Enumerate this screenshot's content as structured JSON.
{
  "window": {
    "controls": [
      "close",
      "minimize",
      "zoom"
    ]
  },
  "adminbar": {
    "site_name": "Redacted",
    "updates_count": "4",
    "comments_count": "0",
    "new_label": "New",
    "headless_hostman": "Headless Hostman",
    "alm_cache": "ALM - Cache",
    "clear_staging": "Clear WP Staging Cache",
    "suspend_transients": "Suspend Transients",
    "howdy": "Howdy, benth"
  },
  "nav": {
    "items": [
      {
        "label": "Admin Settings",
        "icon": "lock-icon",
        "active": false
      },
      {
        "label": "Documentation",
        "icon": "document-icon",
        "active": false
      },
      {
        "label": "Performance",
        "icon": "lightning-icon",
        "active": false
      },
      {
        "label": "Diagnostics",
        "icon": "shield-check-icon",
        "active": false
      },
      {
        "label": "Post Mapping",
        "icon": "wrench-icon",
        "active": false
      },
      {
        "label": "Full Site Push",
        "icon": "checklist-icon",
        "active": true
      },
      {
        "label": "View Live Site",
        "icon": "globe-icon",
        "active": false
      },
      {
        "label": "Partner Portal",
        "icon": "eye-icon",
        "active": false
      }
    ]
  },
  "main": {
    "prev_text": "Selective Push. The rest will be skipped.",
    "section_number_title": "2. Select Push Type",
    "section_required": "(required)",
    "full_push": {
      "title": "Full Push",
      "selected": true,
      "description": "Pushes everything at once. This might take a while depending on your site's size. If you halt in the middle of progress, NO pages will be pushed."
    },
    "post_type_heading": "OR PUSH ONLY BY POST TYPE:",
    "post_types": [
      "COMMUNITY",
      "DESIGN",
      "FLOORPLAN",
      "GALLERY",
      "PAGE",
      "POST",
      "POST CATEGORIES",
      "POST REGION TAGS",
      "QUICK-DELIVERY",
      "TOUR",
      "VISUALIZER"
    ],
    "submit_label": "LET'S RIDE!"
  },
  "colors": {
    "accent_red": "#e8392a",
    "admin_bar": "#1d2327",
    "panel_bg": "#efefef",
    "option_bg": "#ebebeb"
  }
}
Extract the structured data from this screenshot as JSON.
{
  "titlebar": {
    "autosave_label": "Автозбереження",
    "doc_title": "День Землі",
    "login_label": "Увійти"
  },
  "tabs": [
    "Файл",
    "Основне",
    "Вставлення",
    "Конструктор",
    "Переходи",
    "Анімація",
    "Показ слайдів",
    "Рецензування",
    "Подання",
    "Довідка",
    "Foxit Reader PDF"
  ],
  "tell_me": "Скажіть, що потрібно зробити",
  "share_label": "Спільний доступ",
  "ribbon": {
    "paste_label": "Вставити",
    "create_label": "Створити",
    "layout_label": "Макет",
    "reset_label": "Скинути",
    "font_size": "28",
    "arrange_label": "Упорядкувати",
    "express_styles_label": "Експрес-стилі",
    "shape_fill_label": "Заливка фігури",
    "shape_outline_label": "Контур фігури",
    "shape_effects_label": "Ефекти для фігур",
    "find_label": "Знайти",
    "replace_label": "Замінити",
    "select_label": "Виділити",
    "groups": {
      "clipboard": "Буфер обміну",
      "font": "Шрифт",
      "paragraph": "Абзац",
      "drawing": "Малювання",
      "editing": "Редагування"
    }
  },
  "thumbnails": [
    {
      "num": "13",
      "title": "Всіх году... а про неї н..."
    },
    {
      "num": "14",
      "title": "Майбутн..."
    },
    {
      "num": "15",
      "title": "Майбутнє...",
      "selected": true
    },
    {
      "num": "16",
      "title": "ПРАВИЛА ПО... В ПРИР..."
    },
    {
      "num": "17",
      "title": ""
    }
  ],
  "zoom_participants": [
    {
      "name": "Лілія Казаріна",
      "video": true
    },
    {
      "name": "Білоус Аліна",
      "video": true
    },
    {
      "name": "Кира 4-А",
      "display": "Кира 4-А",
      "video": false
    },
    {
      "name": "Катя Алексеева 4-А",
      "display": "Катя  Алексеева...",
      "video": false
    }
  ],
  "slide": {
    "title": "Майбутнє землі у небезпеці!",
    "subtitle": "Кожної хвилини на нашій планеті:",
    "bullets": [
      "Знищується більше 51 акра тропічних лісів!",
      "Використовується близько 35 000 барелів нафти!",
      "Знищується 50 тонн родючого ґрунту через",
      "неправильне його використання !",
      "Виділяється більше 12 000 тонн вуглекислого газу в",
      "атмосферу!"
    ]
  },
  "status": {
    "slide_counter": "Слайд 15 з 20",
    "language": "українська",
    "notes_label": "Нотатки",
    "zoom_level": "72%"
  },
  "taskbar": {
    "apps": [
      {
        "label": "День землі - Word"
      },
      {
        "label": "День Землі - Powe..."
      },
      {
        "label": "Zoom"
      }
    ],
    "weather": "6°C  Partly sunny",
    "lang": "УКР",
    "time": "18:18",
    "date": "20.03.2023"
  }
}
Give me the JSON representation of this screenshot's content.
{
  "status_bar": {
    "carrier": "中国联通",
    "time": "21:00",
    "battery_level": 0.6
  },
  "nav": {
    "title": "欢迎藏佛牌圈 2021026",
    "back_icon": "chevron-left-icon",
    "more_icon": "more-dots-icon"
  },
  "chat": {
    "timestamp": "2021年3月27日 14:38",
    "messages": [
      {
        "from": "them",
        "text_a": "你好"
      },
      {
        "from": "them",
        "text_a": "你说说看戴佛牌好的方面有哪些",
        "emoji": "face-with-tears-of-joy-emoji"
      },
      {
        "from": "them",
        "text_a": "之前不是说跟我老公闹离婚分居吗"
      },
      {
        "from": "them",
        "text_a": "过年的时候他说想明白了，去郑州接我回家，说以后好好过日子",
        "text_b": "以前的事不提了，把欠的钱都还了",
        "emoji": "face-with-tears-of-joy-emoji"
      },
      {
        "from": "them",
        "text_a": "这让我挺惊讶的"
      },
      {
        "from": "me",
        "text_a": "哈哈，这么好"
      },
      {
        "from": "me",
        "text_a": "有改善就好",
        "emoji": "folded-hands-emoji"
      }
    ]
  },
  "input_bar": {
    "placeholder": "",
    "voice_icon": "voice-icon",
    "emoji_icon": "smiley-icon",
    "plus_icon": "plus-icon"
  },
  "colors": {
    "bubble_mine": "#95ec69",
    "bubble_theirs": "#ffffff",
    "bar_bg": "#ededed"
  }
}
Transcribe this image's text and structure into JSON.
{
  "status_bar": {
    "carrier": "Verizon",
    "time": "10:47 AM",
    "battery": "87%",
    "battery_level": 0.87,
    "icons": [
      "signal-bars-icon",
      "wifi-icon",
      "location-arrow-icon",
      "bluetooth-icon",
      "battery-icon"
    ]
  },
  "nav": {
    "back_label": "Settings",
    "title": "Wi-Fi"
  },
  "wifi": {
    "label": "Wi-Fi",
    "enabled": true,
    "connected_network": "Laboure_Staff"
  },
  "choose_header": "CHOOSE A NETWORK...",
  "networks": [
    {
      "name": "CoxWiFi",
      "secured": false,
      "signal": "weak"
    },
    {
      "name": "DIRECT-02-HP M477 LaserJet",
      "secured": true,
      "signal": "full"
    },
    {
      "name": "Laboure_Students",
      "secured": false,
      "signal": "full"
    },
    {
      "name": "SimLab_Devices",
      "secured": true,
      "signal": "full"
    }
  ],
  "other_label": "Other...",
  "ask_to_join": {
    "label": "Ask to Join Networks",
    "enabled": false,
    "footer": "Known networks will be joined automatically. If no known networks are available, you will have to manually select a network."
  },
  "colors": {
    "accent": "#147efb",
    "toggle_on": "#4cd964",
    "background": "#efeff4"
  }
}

Task directions:
Print the entries exactly. Include every one.

Worked answer:
Enumerate this screenshot's content as structured JSON.
{
  "window": {
    "controls": [
      "close",
      "minimize",
      "zoom"
    ]
  },
  "adminbar": {
    "site_name": "Redacted",
    "updates_count": "4",
    "comments_count": "0",
    "new_label": "New",
    "headless_hostman": "Headless Hostman",
    "alm_cache": "ALM - Cache",
    "clear_staging": "Clear WP Staging Cache",
    "suspend_transients": "Suspend Transients",
    "howdy": "Howdy, benth"
  },
  "nav": {
    "items": [
      {
        "label": "Admin Settings",
        "icon": "lock-icon",
        "active": false
      },
      {
        "label": "Documentation",
        "icon": "document-icon",
        "active": false
      },
      {
        "label": "Performance",
        "icon": "lightning-icon",
        "active": false
      },
      {
        "label": "Diagnostics",
        "icon": "shield-check-icon",
        "active": false
      },
      {
        "label": "Post Mapping",
        "icon": "wrench-icon",
        "active": false
      },
      {
        "label": "Full Site Push",
        "icon": "checklist-icon",
        "active": true
      },
      {
        "label": "View Live Site",
        "icon": "globe-icon",
        "active": false
      },
      {
        "label": "Partner Portal",
        "icon": "eye-icon",
        "active": false
      }
    ]
  },
  "main": {
    "prev_text": "Selective Push. The rest will be skipped.",
    "section_number_title": "2. Select Push Type",
    "section_required": "(required)",
    "full_push": {
      "title": "Full Push",
      "selected": true,
      "description": "Pushes everything at once. This might take a while depending on your site's size. If you halt in the middle of progress, NO pages will be pushed."
    },
    "post_type_heading": "OR PUSH ONLY BY POST TYPE:",
    "post_types": [
      "COMMUNITY",
      "DESIGN",
      "FLOORPLAN",
      "GALLERY",
      "PAGE",
      "POST",
      "POST CATEGORIES",
      "POST REGION TAGS",
      "QUICK-DELIVERY",
      "TOUR",
      "VISUALIZER"
    ],
    "submit_label": "LET'S RIDE!"
  },
  "colors": {
    "accent_red": "#e8392a",
    "admin_bar": "#1d2327",
    "panel_bg": "#efefef",
    "option_bg": "#ebebeb"
  }
}
Extract the structured data from this screenshot as JSON.
{
  "titlebar": {
    "autosave_label": "Автозбереження",
    "doc_title": "День Землі",
    "login_label": "Увійти"
  },
  "tabs": [
    "Файл",
    "Основне",
    "Вставлення",
    "Конструктор",
    "Переходи",
    "Анімація",
    "Показ слайдів",
    "Рецензування",
    "Подання",
    "Довідка",
    "Foxit Reader PDF"
  ],
  "tell_me": "Скажіть, що потрібно зробити",
  "share_label": "Спільний доступ",
  "ribbon": {
    "paste_label": "Вставити",
    "create_label": "Створити",
    "layout_label": "Макет",
    "reset_label": "Скинути",
    "font_size": "28",
    "arrange_label": "Упорядкувати",
    "express_styles_label": "Експрес-стилі",
    "shape_fill_label": "Заливка фігури",
    "shape_outline_label": "Контур фігури",
    "shape_effects_label": "Ефекти для фігур",
    "find_label": "Знайти",
    "replace_label": "Замінити",
    "select_label": "Виділити",
    "groups": {
      "clipboard": "Буфер обміну",
      "font": "Шрифт",
      "paragraph": "Абзац",
      "drawing": "Малювання",
      "editing": "Редагування"
    }
  },
  "thumbnails": [
    {
      "num": "13",
      "title": "Всіх году... а про неї н..."
    },
    {
      "num": "14",
      "title": "Майбутн..."
    },
    {
      "num": "15",
      "title": "Майбутнє...",
      "selected": true
    },
    {
      "num": "16",
      "title": "ПРАВИЛА ПО... В ПРИР..."
    },
    {
      "num": "17",
      "title": ""
    }
  ],
  "zoom_participants": [
    {
      "name": "Лілія Казаріна",
      "video": true
    },
    {
      "name": "Білоус Аліна",
      "video": true
    },
    {
      "name": "Кира 4-А",
      "display": "Кира 4-А",
      "video": false
    },
    {
      "name": "Катя Алексеева 4-А",
      "display": "Катя  Алексеева...",
      "video": false
    }
  ],
  "slide": {
    "title": "Майбутнє землі у небезпеці!",
    "subtitle": "Кожної хвилини на нашій планеті:",
    "bullets": [
      "Знищується більше 51 акра тропічних лісів!",
      "Використовується близько 35 000 барелів нафти!",
      "Знищується 50 тонн родючого ґрунту через",
      "неправильне його використання !",
      "Виділяється більше 12 000 тонн вуглекислого газу в",
      "атмосферу!"
    ]
  },
  "status": {
    "slide_counter": "Слайд 15 з 20",
    "language": "українська",
    "notes_label": "Нотатки",
    "zoom_level": "72%"
  },
  "taskbar": {
    "apps": [
      {
        "label": "День землі - Word"
      },
      {
        "label": "День Землі - Powe..."
      },
      {
        "label": "Zoom"
      }
    ],
    "weather": "6°C  Partly sunny",
    "lang": "УКР",
    "time": "18:18",
    "date": "20.03.2023"
  }
}
Give me the JSON representation of this screenshot's content.
{
  "status_bar": {
    "carrier": "中国联通",
    "time": "21:00",
    "battery_level": 0.6
  },
  "nav": {
    "title": "欢迎藏佛牌圈 2021026",
    "back_icon": "chevron-left-icon",
    "more_icon": "more-dots-icon"
  },
  "chat": {
    "timestamp": "2021年3月27日 14:38",
    "messages": [
      {
        "from": "them",
        "text_a": "你好"
      },
      {
        "from": "them",
        "text_a": "你说说看戴佛牌好的方面有哪些",
        "emoji": "face-with-tears-of-joy-emoji"
      },
      {
        "from": "them",
        "text_a": "之前不是说跟我老公闹离婚分居吗"
      },
      {
        "from": "them",
        "text_a": "过年的时候他说想明白了，去郑州接我回家，说以后好好过日子",
        "text_b": "以前的事不提了，把欠的钱都还了",
        "emoji": "face-with-tears-of-joy-emoji"
      },
      {
        "from": "them",
        "text_a": "这让我挺惊讶的"
      },
      {
        "from": "me",
        "text_a": "哈哈，这么好"
      },
      {
        "from": "me",
        "text_a": "有改善就好",
        "emoji": "folded-hands-emoji"
      }
    ]
  },
  "input_bar": {
    "placeholder": "",
    "voice_icon": "voice-icon",
    "emoji_icon": "smiley-icon",
    "plus_icon": "plus-icon"
  },
  "colors": {
    "bubble_mine": "#95ec69",
    "bubble_theirs": "#ffffff",
    "bar_bg": "#ededed"
  }
}
Transcribe this image's text and structure into JSON.
{
  "status_bar": {
    "carrier": "Verizon",
    "time": "10:47 AM",
    "battery": "87%",
    "battery_level": 0.87,
    "icons": [
      "signal-bars-icon",
      "wifi-icon",
      "location-arrow-icon",
      "bluetooth-icon",
      "battery-icon"
    ]
  },
  "nav": {
    "back_label": "Settings",
    "title": "Wi-Fi"
  },
  "wifi": {
    "label": "Wi-Fi",
    "enabled": true,
    "connected_network": "Laboure_Staff"
  },
  "choose_header": "CHOOSE A NETWORK...",
  "networks": [
    {
      "name": "CoxWiFi",
      "secured": false,
      "signal": "weak"
    },
    {
      "name": "DIRECT-02-HP M477 LaserJet",
      "secured": true,
      "signal": "full"
    },
    {
      "name": "Laboure_Students",
      "secured": false,
      "signal": "full"
    },
    {
      "name": "SimLab_Devices",
      "secured": true,
      "signal": "full"
    }
  ],
  "other_label": "Other...",
  "ask_to_join": {
    "label": "Ask to Join Networks",
    "enabled": false,
    "footer": "Known networks will be joined automatically. If no known networks are available, you will have to manually select a network."
  },
  "colors": {
    "accent": "#147efb",
    "toggle_on": "#4cd964",
    "background": "#efeff4"
  }
}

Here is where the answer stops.